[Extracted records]

[BEGIN]

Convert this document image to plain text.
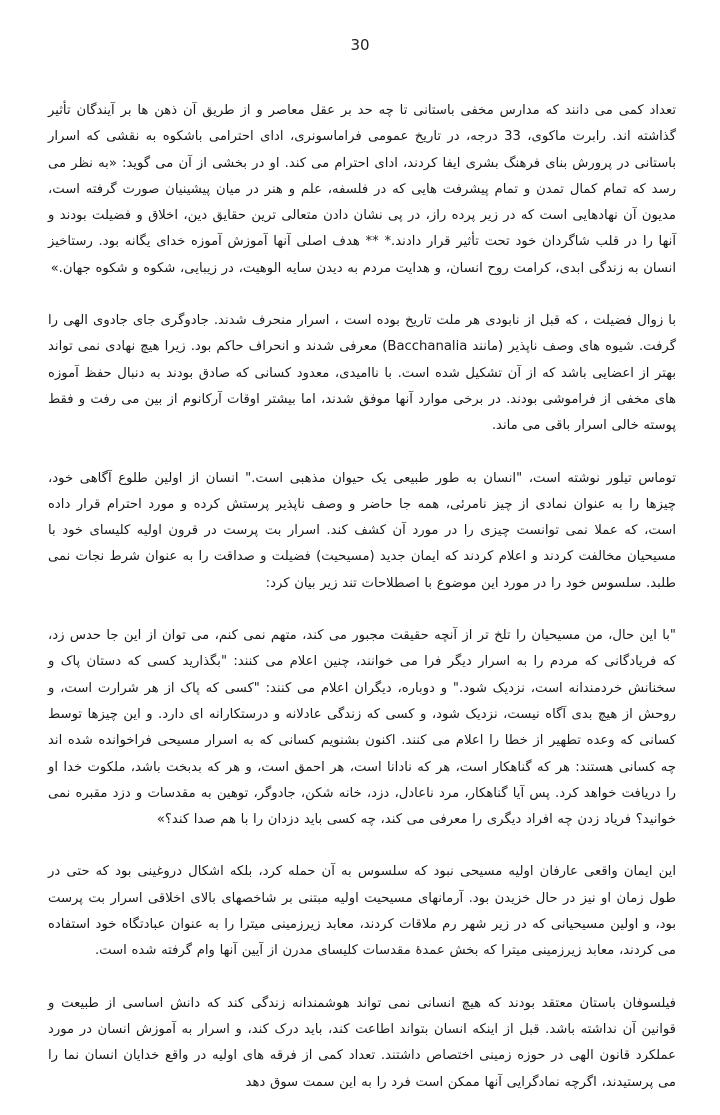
30

تعداد کمی می دانند که مدارس مخفی باستانی تا چه حد بر عقل معاصر و از طریق آن ذهن ها بر آیندگان تأثیر گذاشته اند. رابرت ماکوی، 33 درجه، در تاریخ عمومی فراماسونری، ادای احترامی باشکوه به نقشی که اسرار باستانی در پرورش بنای فرهنگ بشری ایفا کردند، ادای احترام می کند. او در بخشی از آن می گوید: «به نظر می رسد که تمام کمال تمدن و تمام پیشرفت هایی که در فلسفه، علم و هنر در میان پیشینیان صورت گرفته است، مدیون آن نهادهایی است که در زیر پرده راز، در پی نشان دادن متعالی ترین حقایق دین، اخلاق و فضیلت بودند و آنها را در قلب شاگردان خود تحت تأثیر قرار دادند.* ** هدف اصلی آنها آموزش آموزه خدای یگانه بود. رستاخیز انسان به زندگی ابدی، کرامت روح انسان، و هدایت مردم به دیدن سایه الوهیت، در زیبایی، شکوه و شکوه جهان.»

با زوال فضیلت ، که قبل از نابودی هر ملت تاریخ بوده است ، اسرار منحرف شدند. جادوگری جای جادوی الهی را گرفت. شیوه های وصف ناپذیر (مانند Bacchanalia) معرفی شدند و انحراف حاکم بود. زیرا هیچ نهادی نمی تواند بهتر از اعضایی باشد که از آن تشکیل شده است. با ناامیدی، معدود کسانی که صادق بودند به دنبال حفظ آموزه های مخفی از فراموشی بودند. در برخی موارد آنها موفق شدند، اما بیشتر اوقات آرکانوم از بین می رفت و فقط پوسته خالی اسرار باقی می ماند.

توماس تیلور نوشته است، "انسان به طور طبیعی یک حیوان مذهبی است." انسان از اولین طلوع آگاهی خود، چیزها را به عنوان نمادی از چیز نامرئی، همه جا حاضر و وصف ناپذیر پرستش کرده و مورد احترام قرار داده است، که عملا نمی توانست چیزی را در مورد آن کشف کند. اسرار بت پرست در قرون اولیه کلیسای خود با مسیحیان مخالفت کردند و اعلام کردند که ایمان جدید (مسیحیت) فضیلت و صداقت را به عنوان شرط نجات نمی طلبد. سلسوس خود را در مورد این موضوع با اصطلاحات تند زیر بیان کرد:

"با این حال، من مسیحیان را تلخ تر از آنچه حقیقت مجبور می کند، متهم نمی کنم، می توان از این جا حدس زد، که فریادگانی که مردم را به اسرار دیگر فرا می خوانند، چنین اعلام می کنند: "بگذارید کسی که دستان پاک و سخنانش خردمندانه است، نزدیک شود." و دوباره، دیگران اعلام می کنند: "کسی که پاک از هر شرارت است، و روحش از هیچ بدی آگاه نیست، نزدیک شود، و کسی که زندگی عادلانه و درستکارانه ای دارد. و این چیزها توسط کسانی که وعده تطهیر از خطا را اعلام می کنند. اکنون بشنویم کسانی که به اسرار مسیحی فراخوانده شده اند چه کسانی هستند: هر که گناهکار است، هر که نادانا است، هر احمق است، و هر که بدبخت باشد، ملکوت خدا او را دریافت خواهد کرد. پس آیا گناهکار، مرد ناعادل، دزد، خانه شکن، جادوگر، توهین به مقدسات و دزد مقبره نمی خوانید؟ فریاد زدن چه افراد دیگری را معرفی می کند، چه کسی باید دزدان را با هم صدا کند؟»

این ایمان واقعی عارفان اولیه مسیحی نبود که سلسوس به آن حمله کرد، بلکه اشکال دروغینی بود که حتی در طول زمان او نیز در حال خزیدن بود. آرمانهای مسیحیت اولیه مبتنی بر شاخصهای بالای اخلاقی اسرار بت پرست بود، و اولین مسیحیانی که در زیر شهر رم ملاقات کردند، معابد زیرزمینی میترا را به عنوان عبادتگاه خود استفاده می کردند، معابد زیرزمینی میترا که بخش عمدۀ مقدسات کلیسای مدرن از آیین آنها وام گرفته شده است.

فیلسوفان باستان معتقد بودند که هیچ انسانی نمی تواند هوشمندانه زندگی کند که دانش اساسی از طبیعت و قوانین آن نداشته باشد. قبل از اینکه انسان بتواند اطاعت کند، باید درک کند، و اسرار به آموزش انسان در مورد عملکرد قانون الهی در حوزه زمینی اختصاص داشتند. تعداد کمی از فرقه های اولیه در واقع خدایان انسان نما را می پرستیدند، اگرچه نمادگرایی آنها ممکن است فرد را به این سمت سوق دهد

[END]

→ **Your goal**
All the records need to be repeated exactly, with the images dropped.

→ **The response**
Convert this document image to plain text.
30

تعداد کمی می دانند که مدارس مخفی باستانی تا چه حد بر عقل معاصر و از طریق آن ذهن ها بر آیندگان تأثیر گذاشته اند. رابرت ماکوی، 33 درجه، در تاریخ عمومی فراماسونری، ادای احترامی باشکوه به نقشی که اسرار باستانی در پرورش بنای فرهنگ بشری ایفا کردند، ادای احترام می کند. او در بخشی از آن می گوید: «به نظر می رسد که تمام کمال تمدن و تمام پیشرفت هایی که در فلسفه، علم و هنر در میان پیشینیان صورت گرفته است، مدیون آن نهادهایی است که در زیر پرده راز، در پی نشان دادن متعالی ترین حقایق دین، اخلاق و فضیلت بودند و آنها را در قلب شاگردان خود تحت تأثیر قرار دادند.* ** هدف اصلی آنها آموزش آموزه خدای یگانه بود. رستاخیز انسان به زندگی ابدی، کرامت روح انسان، و هدایت مردم به دیدن سایه الوهیت، در زیبایی، شکوه و شکوه جهان.»

با زوال فضیلت ، که قبل از نابودی هر ملت تاریخ بوده است ، اسرار منحرف شدند. جادوگری جای جادوی الهی را گرفت. شیوه های وصف ناپذیر (مانند Bacchanalia) معرفی شدند و انحراف حاکم بود. زیرا هیچ نهادی نمی تواند بهتر از اعضایی باشد که از آن تشکیل شده است. با ناامیدی، معدود کسانی که صادق بودند به دنبال حفظ آموزه های مخفی از فراموشی بودند. در برخی موارد آنها موفق شدند، اما بیشتر اوقات آرکانوم از بین می رفت و فقط پوسته خالی اسرار باقی می ماند.

توماس تیلور نوشته است، "انسان به طور طبیعی یک حیوان مذهبی است." انسان از اولین طلوع آگاهی خود، چیزها را به عنوان نمادی از چیز نامرئی، همه جا حاضر و وصف ناپذیر پرستش کرده و مورد احترام قرار داده است، که عملا نمی توانست چیزی را در مورد آن کشف کند. اسرار بت پرست در قرون اولیه کلیسای خود با مسیحیان مخالفت کردند و اعلام کردند که ایمان جدید (مسیحیت) فضیلت و صداقت را به عنوان شرط نجات نمی طلبد. سلسوس خود را در مورد این موضوع با اصطلاحات تند زیر بیان کرد:

"با این حال، من مسیحیان را تلخ تر از آنچه حقیقت مجبور می کند، متهم نمی کنم، می توان از این جا حدس زد، که فریادگانی که مردم را به اسرار دیگر فرا می خوانند، چنین اعلام می کنند: "بگذارید کسی که دستان پاک و سخنانش خردمندانه است، نزدیک شود." و دوباره، دیگران اعلام می کنند: "کسی که پاک از هر شرارت است، و روحش از هیچ بدی آگاه نیست، نزدیک شود، و کسی که زندگی عادلانه و درستکارانه ای دارد. و این چیزها توسط کسانی که وعده تطهیر از خطا را اعلام می کنند. اکنون بشنویم کسانی که به اسرار مسیحی فراخوانده شده اند چه کسانی هستند: هر که گناهکار است، هر که نادانا است، هر احمق است، و هر که بدبخت باشد، ملکوت خدا او را دریافت خواهد کرد. پس آیا گناهکار، مرد ناعادل، دزد، خانه شکن، جادوگر، توهین به مقدسات و دزد مقبره نمی خوانید؟ فریاد زدن چه افراد دیگری را معرفی می کند، چه کسی باید دزدان را با هم صدا کند؟»

این ایمان واقعی عارفان اولیه مسیحی نبود که سلسوس به آن حمله کرد، بلکه اشکال دروغینی بود که حتی در طول زمان او نیز در حال خزیدن بود. آرمانهای مسیحیت اولیه مبتنی بر شاخصهای بالای اخلاقی اسرار بت پرست بود، و اولین مسیحیانی که در زیر شهر رم ملاقات کردند، معابد زیرزمینی میترا را به عنوان عبادتگاه خود استفاده می کردند، معابد زیرزمینی میترا که بخش عمدۀ مقدسات کلیسای مدرن از آیین آنها وام گرفته شده است.

فیلسوفان باستان معتقد بودند که هیچ انسانی نمی تواند هوشمندانه زندگی کند که دانش اساسی از طبیعت و قوانین آن نداشته باشد. قبل از اینکه انسان بتواند اطاعت کند، باید درک کند، و اسرار به آموزش انسان در مورد عملکرد قانون الهی در حوزه زمینی اختصاص داشتند. تعداد کمی از فرقه های اولیه در واقع خدایان انسان نما را می پرستیدند، اگرچه نمادگرایی آنها ممکن است فرد را به این سمت سوق دهد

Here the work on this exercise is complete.